▶ SUPPLIED INFORMATION
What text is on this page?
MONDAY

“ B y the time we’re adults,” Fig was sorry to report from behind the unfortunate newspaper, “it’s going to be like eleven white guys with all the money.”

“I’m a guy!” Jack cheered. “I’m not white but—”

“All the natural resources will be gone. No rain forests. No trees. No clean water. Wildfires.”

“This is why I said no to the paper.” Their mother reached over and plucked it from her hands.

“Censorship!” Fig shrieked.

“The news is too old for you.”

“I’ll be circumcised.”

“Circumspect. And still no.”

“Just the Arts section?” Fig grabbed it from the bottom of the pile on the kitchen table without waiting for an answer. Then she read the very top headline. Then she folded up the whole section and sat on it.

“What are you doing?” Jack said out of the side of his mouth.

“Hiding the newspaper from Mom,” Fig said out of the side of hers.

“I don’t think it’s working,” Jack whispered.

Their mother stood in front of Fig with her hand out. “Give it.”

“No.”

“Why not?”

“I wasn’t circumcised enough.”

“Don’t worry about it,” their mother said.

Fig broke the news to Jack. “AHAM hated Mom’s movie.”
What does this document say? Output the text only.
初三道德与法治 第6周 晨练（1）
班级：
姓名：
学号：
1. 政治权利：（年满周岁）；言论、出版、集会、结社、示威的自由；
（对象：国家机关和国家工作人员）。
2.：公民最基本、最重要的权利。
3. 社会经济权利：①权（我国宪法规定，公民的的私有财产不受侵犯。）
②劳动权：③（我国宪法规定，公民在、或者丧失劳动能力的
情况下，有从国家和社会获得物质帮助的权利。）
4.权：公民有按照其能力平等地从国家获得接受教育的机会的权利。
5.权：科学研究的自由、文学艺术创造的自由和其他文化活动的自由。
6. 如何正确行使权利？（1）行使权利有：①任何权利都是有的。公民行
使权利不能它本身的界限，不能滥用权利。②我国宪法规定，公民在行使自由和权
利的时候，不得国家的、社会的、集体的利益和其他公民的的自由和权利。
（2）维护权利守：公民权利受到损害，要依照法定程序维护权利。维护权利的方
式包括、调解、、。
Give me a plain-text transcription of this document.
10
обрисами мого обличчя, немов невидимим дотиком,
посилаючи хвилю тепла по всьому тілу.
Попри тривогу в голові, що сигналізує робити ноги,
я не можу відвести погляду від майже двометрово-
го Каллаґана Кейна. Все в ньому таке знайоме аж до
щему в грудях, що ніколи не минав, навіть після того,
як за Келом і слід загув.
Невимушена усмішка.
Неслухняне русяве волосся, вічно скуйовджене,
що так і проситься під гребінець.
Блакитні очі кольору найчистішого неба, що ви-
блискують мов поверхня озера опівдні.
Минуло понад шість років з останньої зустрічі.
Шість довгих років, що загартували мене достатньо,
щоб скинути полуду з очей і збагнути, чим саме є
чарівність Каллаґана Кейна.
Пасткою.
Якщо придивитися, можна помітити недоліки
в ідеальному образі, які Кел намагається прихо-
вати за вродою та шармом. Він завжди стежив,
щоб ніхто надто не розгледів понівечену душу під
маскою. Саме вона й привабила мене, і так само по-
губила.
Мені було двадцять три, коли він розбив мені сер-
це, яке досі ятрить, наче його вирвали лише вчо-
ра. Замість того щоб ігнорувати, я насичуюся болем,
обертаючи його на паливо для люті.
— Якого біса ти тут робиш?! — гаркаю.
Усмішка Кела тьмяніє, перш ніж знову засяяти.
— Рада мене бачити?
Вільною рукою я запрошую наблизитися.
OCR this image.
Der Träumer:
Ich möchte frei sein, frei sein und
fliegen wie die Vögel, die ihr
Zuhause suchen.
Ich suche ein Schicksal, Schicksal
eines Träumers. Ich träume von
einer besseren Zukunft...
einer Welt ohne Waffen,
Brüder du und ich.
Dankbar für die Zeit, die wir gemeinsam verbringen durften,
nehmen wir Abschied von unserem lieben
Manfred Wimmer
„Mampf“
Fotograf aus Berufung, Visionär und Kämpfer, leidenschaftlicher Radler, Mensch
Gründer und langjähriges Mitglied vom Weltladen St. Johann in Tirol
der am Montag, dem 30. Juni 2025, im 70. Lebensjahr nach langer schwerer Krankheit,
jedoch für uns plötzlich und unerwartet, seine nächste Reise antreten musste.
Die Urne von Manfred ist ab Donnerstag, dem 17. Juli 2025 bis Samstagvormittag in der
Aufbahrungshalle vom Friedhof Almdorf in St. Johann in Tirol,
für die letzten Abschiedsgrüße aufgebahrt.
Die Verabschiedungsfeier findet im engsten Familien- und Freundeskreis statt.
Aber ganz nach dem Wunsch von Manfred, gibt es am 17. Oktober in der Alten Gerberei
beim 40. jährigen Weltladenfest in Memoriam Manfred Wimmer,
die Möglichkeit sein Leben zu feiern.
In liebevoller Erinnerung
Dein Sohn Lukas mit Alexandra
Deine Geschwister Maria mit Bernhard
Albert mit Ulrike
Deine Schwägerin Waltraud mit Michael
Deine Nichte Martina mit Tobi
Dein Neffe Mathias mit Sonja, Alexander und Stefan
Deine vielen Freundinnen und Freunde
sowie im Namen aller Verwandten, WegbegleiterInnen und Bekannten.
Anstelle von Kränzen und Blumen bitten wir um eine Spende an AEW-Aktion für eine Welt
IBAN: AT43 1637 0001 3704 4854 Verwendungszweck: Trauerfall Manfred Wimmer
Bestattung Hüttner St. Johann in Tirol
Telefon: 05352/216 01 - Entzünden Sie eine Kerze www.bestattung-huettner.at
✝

▶ PROBLEM DETAILS
Wherever the word "newspaper" occurs in a line of the listing, copy that line.

▶ ANSWER TO THE TASK
“ B y the time we’re adults,” Fig was sorry to report from behind the unfortunate newspaper, “it’s going to be like eleven white guys with all the money.”
“Hiding the newspaper from Mom,” Fig said out of the side of hers.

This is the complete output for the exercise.